((
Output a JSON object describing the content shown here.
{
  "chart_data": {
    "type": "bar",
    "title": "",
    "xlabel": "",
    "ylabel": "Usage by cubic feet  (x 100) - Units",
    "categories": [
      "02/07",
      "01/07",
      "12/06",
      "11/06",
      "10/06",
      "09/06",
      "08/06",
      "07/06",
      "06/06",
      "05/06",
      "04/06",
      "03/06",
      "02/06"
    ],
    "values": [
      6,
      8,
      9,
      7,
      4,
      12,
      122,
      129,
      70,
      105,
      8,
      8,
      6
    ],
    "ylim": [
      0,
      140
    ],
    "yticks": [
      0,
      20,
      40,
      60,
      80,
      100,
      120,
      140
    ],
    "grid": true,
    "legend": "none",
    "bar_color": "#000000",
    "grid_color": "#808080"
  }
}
))
DO THIS →
Repeat the listing exactly, from its first line to its last.

ANSWER TO THE EXERCISE →
Output a JSON object describing the content shown here.
{
  "chart_data": {
    "type": "bar",
    "title": "",
    "xlabel": "",
    "ylabel": "Usage by cubic feet  (x 100) - Units",
    "categories": [
      "02/07",
      "01/07",
      "12/06",
      "11/06",
      "10/06",
      "09/06",
      "08/06",
      "07/06",
      "06/06",
      "05/06",
      "04/06",
      "03/06",
      "02/06"
    ],
    "values": [
      6,
      8,
      9,
      7,
      4,
      12,
      122,
      129,
      70,
      105,
      8,
      8,
      6
    ],
    "ylim": [
      0,
      140
    ],
    "yticks": [
      0,
      20,
      40,
      60,
      80,
      100,
      120,
      140
    ],
    "grid": true,
    "legend": "none",
    "bar_color": "#000000",
    "grid_color": "#808080"
  }
}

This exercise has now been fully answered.